Exercise requirements: Copy out each line in the material below that has the word "アメダス古川".

Records provided:
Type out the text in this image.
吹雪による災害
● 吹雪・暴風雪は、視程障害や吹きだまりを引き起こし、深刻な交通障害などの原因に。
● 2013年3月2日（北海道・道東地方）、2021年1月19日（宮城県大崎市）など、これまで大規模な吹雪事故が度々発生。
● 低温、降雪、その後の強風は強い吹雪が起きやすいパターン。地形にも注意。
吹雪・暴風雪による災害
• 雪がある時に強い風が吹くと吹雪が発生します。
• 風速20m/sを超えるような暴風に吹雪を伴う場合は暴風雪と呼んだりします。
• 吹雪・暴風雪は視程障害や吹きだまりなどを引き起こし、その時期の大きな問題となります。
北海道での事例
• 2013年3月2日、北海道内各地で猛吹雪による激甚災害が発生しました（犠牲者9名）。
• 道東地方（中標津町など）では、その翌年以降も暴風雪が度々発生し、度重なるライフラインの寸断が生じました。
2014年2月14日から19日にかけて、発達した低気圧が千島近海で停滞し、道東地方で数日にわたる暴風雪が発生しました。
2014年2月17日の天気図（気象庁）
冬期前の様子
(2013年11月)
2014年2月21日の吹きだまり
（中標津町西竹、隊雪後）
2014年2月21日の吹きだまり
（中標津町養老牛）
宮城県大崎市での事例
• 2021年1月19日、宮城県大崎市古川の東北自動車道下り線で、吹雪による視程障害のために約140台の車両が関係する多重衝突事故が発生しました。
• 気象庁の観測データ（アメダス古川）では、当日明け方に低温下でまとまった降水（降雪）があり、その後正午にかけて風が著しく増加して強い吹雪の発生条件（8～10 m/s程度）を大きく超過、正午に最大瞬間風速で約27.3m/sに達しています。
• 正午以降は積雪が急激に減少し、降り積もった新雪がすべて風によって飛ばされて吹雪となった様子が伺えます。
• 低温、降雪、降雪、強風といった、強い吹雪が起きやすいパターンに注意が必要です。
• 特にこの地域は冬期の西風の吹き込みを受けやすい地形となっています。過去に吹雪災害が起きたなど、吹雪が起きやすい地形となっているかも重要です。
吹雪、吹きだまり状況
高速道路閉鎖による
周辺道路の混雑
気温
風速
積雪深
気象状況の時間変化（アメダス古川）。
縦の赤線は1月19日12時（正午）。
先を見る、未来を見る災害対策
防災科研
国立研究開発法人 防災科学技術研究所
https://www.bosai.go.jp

In response:
• 気象庁の観測データ（アメダス古川）では、当日明け方に低温下でまとまった降水（降雪）があり、その後正午にかけて風が著しく増加して強い吹雪の発生条件（8～10 m/s程度）を大きく超過、正午に最大瞬間風速で約27.3m/sに達しています。
気象状況の時間変化（アメダス古川）。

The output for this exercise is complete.